§ **Input for this task**:
◇ ◇ ◇ ◇

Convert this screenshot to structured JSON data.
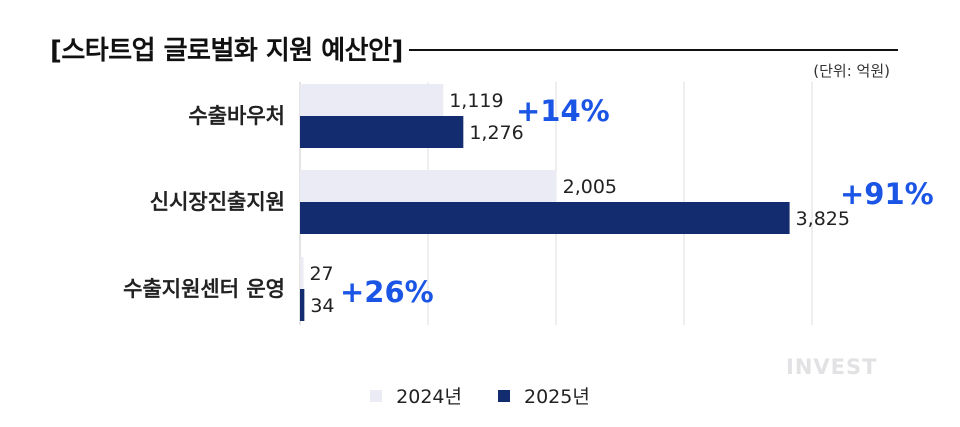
{
  "title": "[스타트업 글로벌화 지원 예산안]",
  "unit": "(단위: 억원)",
  "watermark": "INVEST",
  "colors": {
    "series_2024": "#ebebf5",
    "series_2025": "#132c6f",
    "growth": "#1b55e6",
    "grid": "#dcdcdc"
  },
  "chart_data": {
    "type": "bar",
    "orientation": "horizontal",
    "title": "[스타트업 글로벌화 지원 예산안]",
    "unit": "(단위: 억원)",
    "categories": [
      "수출바우처",
      "신시장진출지원",
      "수출지원센터 운영"
    ],
    "series": [
      {
        "name": "2024년",
        "values": [
          1119,
          2005,
          27
        ],
        "labels": [
          "1,119",
          "2,005",
          "27"
        ]
      },
      {
        "name": "2025년",
        "values": [
          1276,
          3825,
          34
        ],
        "labels": [
          "1,276",
          "3,825",
          "34"
        ]
      }
    ],
    "growth_labels": [
      "+14%",
      "+91%",
      "+26%"
    ],
    "xlim": [
      0,
      4000
    ],
    "grid": true,
    "legend_position": "bottom"
  }
}
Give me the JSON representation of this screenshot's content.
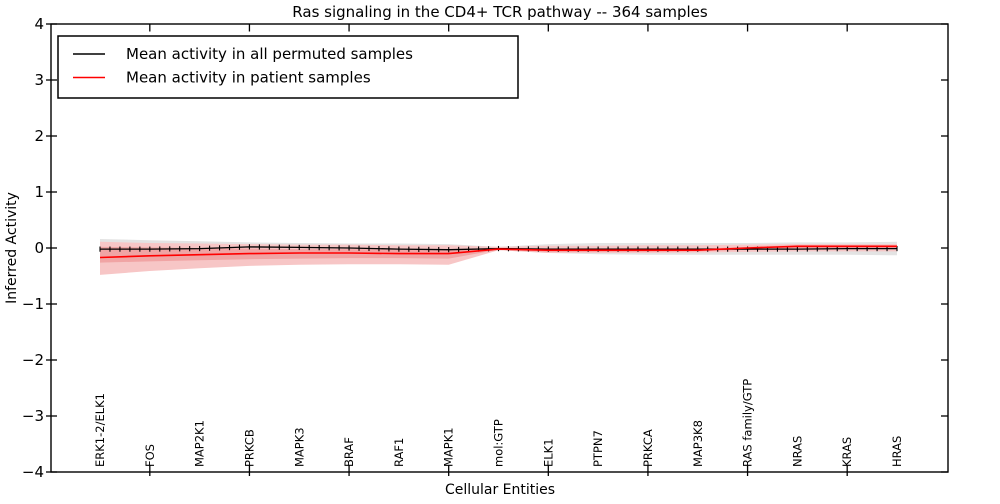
{
  "chart_data": {
    "type": "line",
    "title": "Ras signaling in the CD4+ TCR pathway -- 364 samples",
    "xlabel": "Cellular Entities",
    "ylabel": "Inferred Activity",
    "ylim": [
      -4,
      4
    ],
    "yticks": [
      4,
      3,
      2,
      1,
      0,
      -1,
      -2,
      -3,
      -4
    ],
    "grid": false,
    "legend_position": "upper left",
    "categories": [
      "ERK1-2/ELK1",
      "FOS",
      "MAP2K1",
      "PRKCB",
      "MAPK3",
      "BRAF",
      "RAF1",
      "MAPK1",
      "mol:GTP",
      "ELK1",
      "PTPN7",
      "PRKCA",
      "MAP3K8",
      "RAS family/GTP",
      "NRAS",
      "KRAS",
      "HRAS"
    ],
    "series": [
      {
        "name": "Mean activity in all permuted samples",
        "color": "#000000",
        "has_error_ticks": true,
        "values": [
          -0.02,
          -0.02,
          -0.01,
          0.02,
          0.01,
          0.0,
          -0.02,
          -0.03,
          -0.01,
          -0.02,
          -0.02,
          -0.02,
          -0.02,
          -0.02,
          -0.02,
          -0.01,
          -0.01
        ]
      },
      {
        "name": "Mean activity in patient samples",
        "color": "#ff0000",
        "has_error_ticks": false,
        "values": [
          -0.17,
          -0.14,
          -0.12,
          -0.1,
          -0.09,
          -0.09,
          -0.1,
          -0.1,
          -0.02,
          -0.04,
          -0.04,
          -0.04,
          -0.04,
          0.0,
          0.03,
          0.03,
          0.03
        ]
      }
    ],
    "bands": [
      {
        "name": "permuted-samples-range",
        "color": "#e3e3e3",
        "upper": [
          0.16,
          0.14,
          0.12,
          0.1,
          0.09,
          0.08,
          0.08,
          0.07,
          0.02,
          0.07,
          0.09,
          0.09,
          0.09,
          0.09,
          0.1,
          0.1,
          0.11
        ],
        "lower": [
          -0.12,
          -0.11,
          -0.1,
          -0.09,
          -0.09,
          -0.08,
          -0.08,
          -0.08,
          -0.04,
          -0.09,
          -0.11,
          -0.12,
          -0.12,
          -0.12,
          -0.12,
          -0.12,
          -0.13
        ]
      },
      {
        "name": "patient-samples-outer-range",
        "color": "#f7c6c6",
        "upper": [
          0.11,
          0.09,
          0.08,
          0.07,
          0.06,
          0.06,
          0.05,
          0.05,
          0.02,
          0.04,
          0.04,
          0.05,
          0.05,
          0.06,
          0.07,
          0.07,
          0.07
        ],
        "lower": [
          -0.48,
          -0.41,
          -0.36,
          -0.32,
          -0.3,
          -0.29,
          -0.29,
          -0.3,
          -0.04,
          -0.09,
          -0.09,
          -0.09,
          -0.08,
          -0.07,
          -0.06,
          -0.06,
          -0.06
        ]
      },
      {
        "name": "patient-samples-inner-range",
        "color": "#f0a4a4",
        "upper": [
          0.02,
          0.01,
          0.0,
          -0.01,
          -0.02,
          -0.02,
          -0.03,
          -0.03,
          0.0,
          -0.01,
          -0.01,
          -0.01,
          -0.01,
          0.02,
          0.05,
          0.05,
          0.05
        ],
        "lower": [
          -0.26,
          -0.24,
          -0.22,
          -0.2,
          -0.19,
          -0.18,
          -0.18,
          -0.19,
          -0.03,
          -0.07,
          -0.07,
          -0.07,
          -0.06,
          -0.03,
          0.0,
          0.0,
          0.0
        ]
      }
    ]
  },
  "legend": {
    "items": [
      {
        "label": "Mean activity in all permuted samples",
        "color": "#000000"
      },
      {
        "label": "Mean activity in patient samples",
        "color": "#ff0000"
      }
    ]
  }
}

◇ ◇ ◇ ◇

Exactly reproduce each record, leaving out any pictures.

§ **Correct response**:
Convert this screenshot to structured JSON data.
{
  "title": "[스타트업 글로벌화 지원 예산안]",
  "unit": "(단위: 억원)",
  "watermark": "INVEST",
  "colors": {
    "series_2024": "#ebebf5",
    "series_2025": "#132c6f",
    "growth": "#1b55e6",
    "grid": "#dcdcdc"
  },
  "chart_data": {
    "type": "bar",
    "orientation": "horizontal",
    "title": "[스타트업 글로벌화 지원 예산안]",
    "unit": "(단위: 억원)",
    "categories": [
      "수출바우처",
      "신시장진출지원",
      "수출지원센터 운영"
    ],
    "series": [
      {
        "name": "2024년",
        "values": [
          1119,
          2005,
          27
        ],
        "labels": [
          "1,119",
          "2,005",
          "27"
        ]
      },
      {
        "name": "2025년",
        "values": [
          1276,
          3825,
          34
        ],
        "labels": [
          "1,276",
          "3,825",
          "34"
        ]
      }
    ],
    "growth_labels": [
      "+14%",
      "+91%",
      "+26%"
    ],
    "xlim": [
      0,
      4000
    ],
    "grid": true,
    "legend_position": "bottom"
  }
}
Give me the JSON representation of this screenshot's content.
{
  "chart_data": {
    "type": "line",
    "title": "Ras signaling in the CD4+ TCR pathway -- 364 samples",
    "xlabel": "Cellular Entities",
    "ylabel": "Inferred Activity",
    "ylim": [
      -4,
      4
    ],
    "yticks": [
      4,
      3,
      2,
      1,
      0,
      -1,
      -2,
      -3,
      -4
    ],
    "grid": false,
    "legend_position": "upper left",
    "categories": [
      "ERK1-2/ELK1",
      "FOS",
      "MAP2K1",
      "PRKCB",
      "MAPK3",
      "BRAF",
      "RAF1",
      "MAPK1",
      "mol:GTP",
      "ELK1",
      "PTPN7",
      "PRKCA",
      "MAP3K8",
      "RAS family/GTP",
      "NRAS",
      "KRAS",
      "HRAS"
    ],
    "series": [
      {
        "name": "Mean activity in all permuted samples",
        "color": "#000000",
        "has_error_ticks": true,
        "values": [
          -0.02,
          -0.02,
          -0.01,
          0.02,
          0.01,
          0.0,
          -0.02,
          -0.03,
          -0.01,
          -0.02,
          -0.02,
          -0.02,
          -0.02,
          -0.02,
          -0.02,
          -0.01,
          -0.01
        ]
      },
      {
        "name": "Mean activity in patient samples",
        "color": "#ff0000",
        "has_error_ticks": false,
        "values": [
          -0.17,
          -0.14,
          -0.12,
          -0.1,
          -0.09,
          -0.09,
          -0.1,
          -0.1,
          -0.02,
          -0.04,
          -0.04,
          -0.04,
          -0.04,
          0.0,
          0.03,
          0.03,
          0.03
        ]
      }
    ],
    "bands": [
      {
        "name": "permuted-samples-range",
        "color": "#e3e3e3",
        "upper": [
          0.16,
          0.14,
          0.12,
          0.1,
          0.09,
          0.08,
          0.08,
          0.07,
          0.02,
          0.07,
          0.09,
          0.09,
          0.09,
          0.09,
          0.1,
          0.1,
          0.11
        ],
        "lower": [
          -0.12,
          -0.11,
          -0.1,
          -0.09,
          -0.09,
          -0.08,
          -0.08,
          -0.08,
          -0.04,
          -0.09,
          -0.11,
          -0.12,
          -0.12,
          -0.12,
          -0.12,
          -0.12,
          -0.13
        ]
      },
      {
        "name": "patient-samples-outer-range",
        "color": "#f7c6c6",
        "upper": [
          0.11,
          0.09,
          0.08,
          0.07,
          0.06,
          0.06,
          0.05,
          0.05,
          0.02,
          0.04,
          0.04,
          0.05,
          0.05,
          0.06,
          0.07,
          0.07,
          0.07
        ],
        "lower": [
          -0.48,
          -0.41,
          -0.36,
          -0.32,
          -0.3,
          -0.29,
          -0.29,
          -0.3,
          -0.04,
          -0.09,
          -0.09,
          -0.09,
          -0.08,
          -0.07,
          -0.06,
          -0.06,
          -0.06
        ]
      },
      {
        "name": "patient-samples-inner-range",
        "color": "#f0a4a4",
        "upper": [
          0.02,
          0.01,
          0.0,
          -0.01,
          -0.02,
          -0.02,
          -0.03,
          -0.03,
          0.0,
          -0.01,
          -0.01,
          -0.01,
          -0.01,
          0.02,
          0.05,
          0.05,
          0.05
        ],
        "lower": [
          -0.26,
          -0.24,
          -0.22,
          -0.2,
          -0.19,
          -0.18,
          -0.18,
          -0.19,
          -0.03,
          -0.07,
          -0.07,
          -0.07,
          -0.06,
          -0.03,
          0.0,
          0.0,
          0.0
        ]
      }
    ]
  },
  "legend": {
    "items": [
      {
        "label": "Mean activity in all permuted samples",
        "color": "#000000"
      },
      {
        "label": "Mean activity in patient samples",
        "color": "#ff0000"
      }
    ]
  }
}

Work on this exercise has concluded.